*Stored data*:
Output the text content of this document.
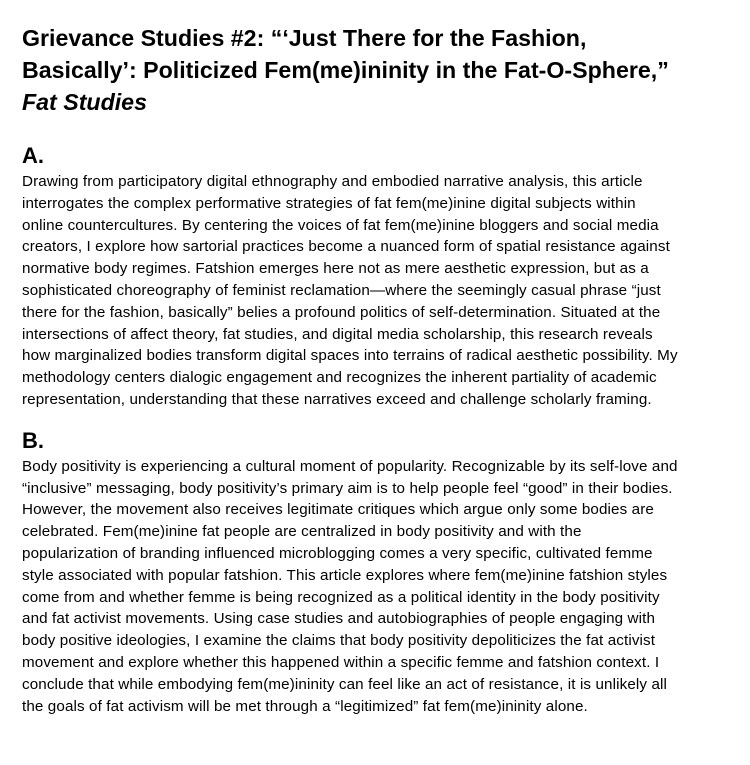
Grievance Studies #2: “‘Just There for the Fashion,
Basically’: Politicized Fem(me)ininity in the Fat-O-Sphere,”
Fat Studies
A.

Drawing from participatory digital ethnography and embodied narrative analysis, this article
interrogates the complex performative strategies of fat fem(me)inine digital subjects within
online countercultures. By centering the voices of fat fem(me)inine bloggers and social media
creators, I explore how sartorial practices become a nuanced form of spatial resistance against
normative body regimes. Fatshion emerges here not as mere aesthetic expression, but as a
sophisticated choreography of feminist reclamation—where the seemingly casual phrase “just
there for the fashion, basically” belies a profound politics of self-determination. Situated at the
intersections of affect theory, fat studies, and digital media scholarship, this research reveals
how marginalized bodies transform digital spaces into terrains of radical aesthetic possibility. My
methodology centers dialogic engagement and recognizes the inherent partiality of academic
representation, understanding that these narratives exceed and challenge scholarly framing.

B.

Body positivity is experiencing a cultural moment of popularity. Recognizable by its self-love and
“inclusive” messaging, body positivity’s primary aim is to help people feel “good” in their bodies.
However, the movement also receives legitimate critiques which argue only some bodies are
celebrated. Fem(me)inine fat people are centralized in body positivity and with the
popularization of branding influenced microblogging comes a very specific, cultivated femme
style associated with popular fatshion. This article explores where fem(me)inine fatshion styles
come from and whether femme is being recognized as a political identity in the body positivity
and fat activist movements. Using case studies and autobiographies of people engaging with
body positive ideologies, I examine the claims that body positivity depoliticizes the fat activist
movement and explore whether this happened within a specific femme and fatshion context. I
conclude that while embodying fem(me)ininity can feel like an act of resistance, it is unlikely all
the goals of fat activism will be met through a “legitimized” fat fem(me)ininity alone.
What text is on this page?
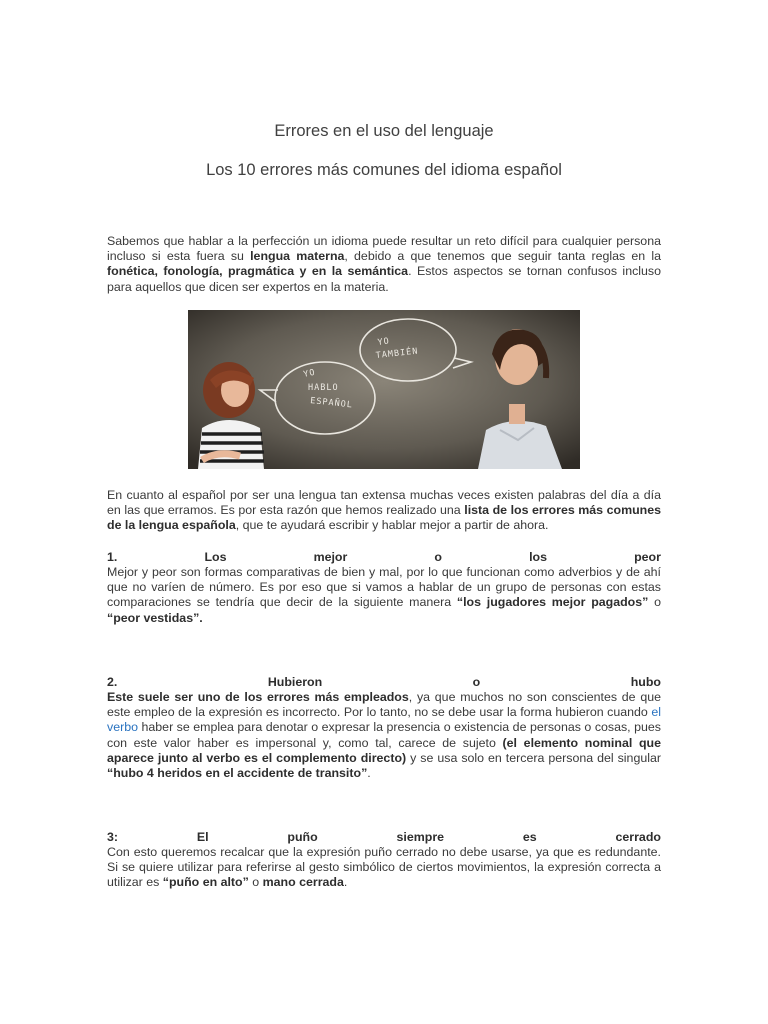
Errores en el uso del lenguaje
Los 10 errores más comunes del idioma español

Sabemos que hablar a la perfección un idioma puede resultar un reto difícil para cualquier persona incluso si esta fuera su lengua materna, debido a que tenemos que seguir tanta reglas en la fonética, fonología, pragmática y en la semántica. Estos aspectos se tornan confusos incluso para aquellos que dicen ser expertos en la materia.

YO
HABLO
ESPAÑOL
YO
TAMBIÉN

En cuanto al español por ser una lengua tan extensa muchas veces existen palabras del día a día en las que erramos. Es por esta razón que hemos realizado una lista de los errores más comunes de la lengua española, que te ayudará escribir y hablar mejor a partir de ahora.

1.	Los	mejor	o	los	peor

Mejor y peor son formas comparativas de bien y mal, por lo que funcionan como adverbios y de ahí que no varíen de número. Es por eso que si vamos a hablar de un grupo de personas con estas comparaciones se tendría que decir de la siguiente manera “los jugadores mejor pagados” o “peor vestidas”.

2.	Hubieron	o	hubo

Este suele ser uno de los errores más empleados, ya que muchos no son conscientes de que este empleo de la expresión es incorrecto. Por lo tanto, no se debe usar la forma hubieron cuando el verbo haber se emplea para denotar o expresar la presencia o existencia de personas o cosas, pues con este valor haber es impersonal y, como tal, carece de sujeto (el elemento nominal que aparece junto al verbo es el complemento directo) y se usa solo en tercera persona del singular “hubo 4 heridos en el accidente de transito”.

3:	El	puño	siempre	es	cerrado

Con esto queremos recalcar que la expresión puño cerrado no debe usarse, ya que es redundante. Si se quiere utilizar para referirse al gesto simbólico de ciertos movimientos, la expresión correcta a utilizar es “puño en alto” o mano cerrada.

*Given problem*:
Every entry must be written out exactly, with all pictures left out.

*Answer*:
Output the text content of this document.
Grievance Studies #2: “‘Just There for the Fashion,
Basically’: Politicized Fem(me)ininity in the Fat-O-Sphere,”
Fat Studies
A.

Drawing from participatory digital ethnography and embodied narrative analysis, this article
interrogates the complex performative strategies of fat fem(me)inine digital subjects within
online countercultures. By centering the voices of fat fem(me)inine bloggers and social media
creators, I explore how sartorial practices become a nuanced form of spatial resistance against
normative body regimes. Fatshion emerges here not as mere aesthetic expression, but as a
sophisticated choreography of feminist reclamation—where the seemingly casual phrase “just
there for the fashion, basically” belies a profound politics of self-determination. Situated at the
intersections of affect theory, fat studies, and digital media scholarship, this research reveals
how marginalized bodies transform digital spaces into terrains of radical aesthetic possibility. My
methodology centers dialogic engagement and recognizes the inherent partiality of academic
representation, understanding that these narratives exceed and challenge scholarly framing.

B.

Body positivity is experiencing a cultural moment of popularity. Recognizable by its self-love and
“inclusive” messaging, body positivity’s primary aim is to help people feel “good” in their bodies.
However, the movement also receives legitimate critiques which argue only some bodies are
celebrated. Fem(me)inine fat people are centralized in body positivity and with the
popularization of branding influenced microblogging comes a very specific, cultivated femme
style associated with popular fatshion. This article explores where fem(me)inine fatshion styles
come from and whether femme is being recognized as a political identity in the body positivity
and fat activist movements. Using case studies and autobiographies of people engaging with
body positive ideologies, I examine the claims that body positivity depoliticizes the fat activist
movement and explore whether this happened within a specific femme and fatshion context. I
conclude that while embodying fem(me)ininity can feel like an act of resistance, it is unlikely all
the goals of fat activism will be met through a “legitimized” fat fem(me)ininity alone.
What text is on this page?
Errores en el uso del lenguaje
Los 10 errores más comunes del idioma español

Sabemos que hablar a la perfección un idioma puede resultar un reto difícil para cualquier persona incluso si esta fuera su lengua materna, debido a que tenemos que seguir tanta reglas en la fonética, fonología, pragmática y en la semántica. Estos aspectos se tornan confusos incluso para aquellos que dicen ser expertos en la materia.

YO
HABLO
ESPAÑOL
YO
TAMBIÉN

En cuanto al español por ser una lengua tan extensa muchas veces existen palabras del día a día en las que erramos. Es por esta razón que hemos realizado una lista de los errores más comunes de la lengua española, que te ayudará escribir y hablar mejor a partir de ahora.

1.	Los	mejor	o	los	peor

Mejor y peor son formas comparativas de bien y mal, por lo que funcionan como adverbios y de ahí que no varíen de número. Es por eso que si vamos a hablar de un grupo de personas con estas comparaciones se tendría que decir de la siguiente manera “los jugadores mejor pagados” o “peor vestidas”.

2.	Hubieron	o	hubo

Este suele ser uno de los errores más empleados, ya que muchos no son conscientes de que este empleo de la expresión es incorrecto. Por lo tanto, no se debe usar la forma hubieron cuando el verbo haber se emplea para denotar o expresar la presencia o existencia de personas o cosas, pues con este valor haber es impersonal y, como tal, carece de sujeto (el elemento nominal que aparece junto al verbo es el complemento directo) y se usa solo en tercera persona del singular “hubo 4 heridos en el accidente de transito”.

3:	El	puño	siempre	es	cerrado

Con esto queremos recalcar que la expresión puño cerrado no debe usarse, ya que es redundante. Si se quiere utilizar para referirse al gesto simbólico de ciertos movimientos, la expresión correcta a utilizar es “puño en alto” o mano cerrada.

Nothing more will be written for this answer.